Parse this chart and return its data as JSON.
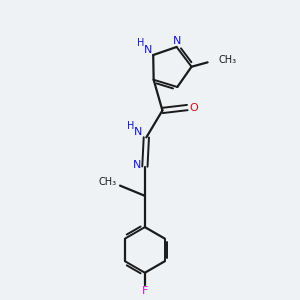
{
  "background_color": "#eef2f5",
  "bond_color": "#1a1a1a",
  "nitrogen_color": "#1414cc",
  "oxygen_color": "#cc1414",
  "fluorine_color": "#cc14cc",
  "fig_width": 3.0,
  "fig_height": 3.0,
  "dpi": 100,
  "xlim": [
    0,
    10
  ],
  "ylim": [
    0,
    10
  ]
}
..............................
- Stated task -
Omit all pictures while transcribing the entries verbatim.

- Answer below -
Parse this chart and return its data as JSON.
{
  "background_color": "#eef2f5",
  "bond_color": "#1a1a1a",
  "nitrogen_color": "#1414cc",
  "oxygen_color": "#cc1414",
  "fluorine_color": "#cc14cc",
  "fig_width": 3.0,
  "fig_height": 3.0,
  "dpi": 100,
  "xlim": [
    0,
    10
  ],
  "ylim": [
    0,
    10
  ]
}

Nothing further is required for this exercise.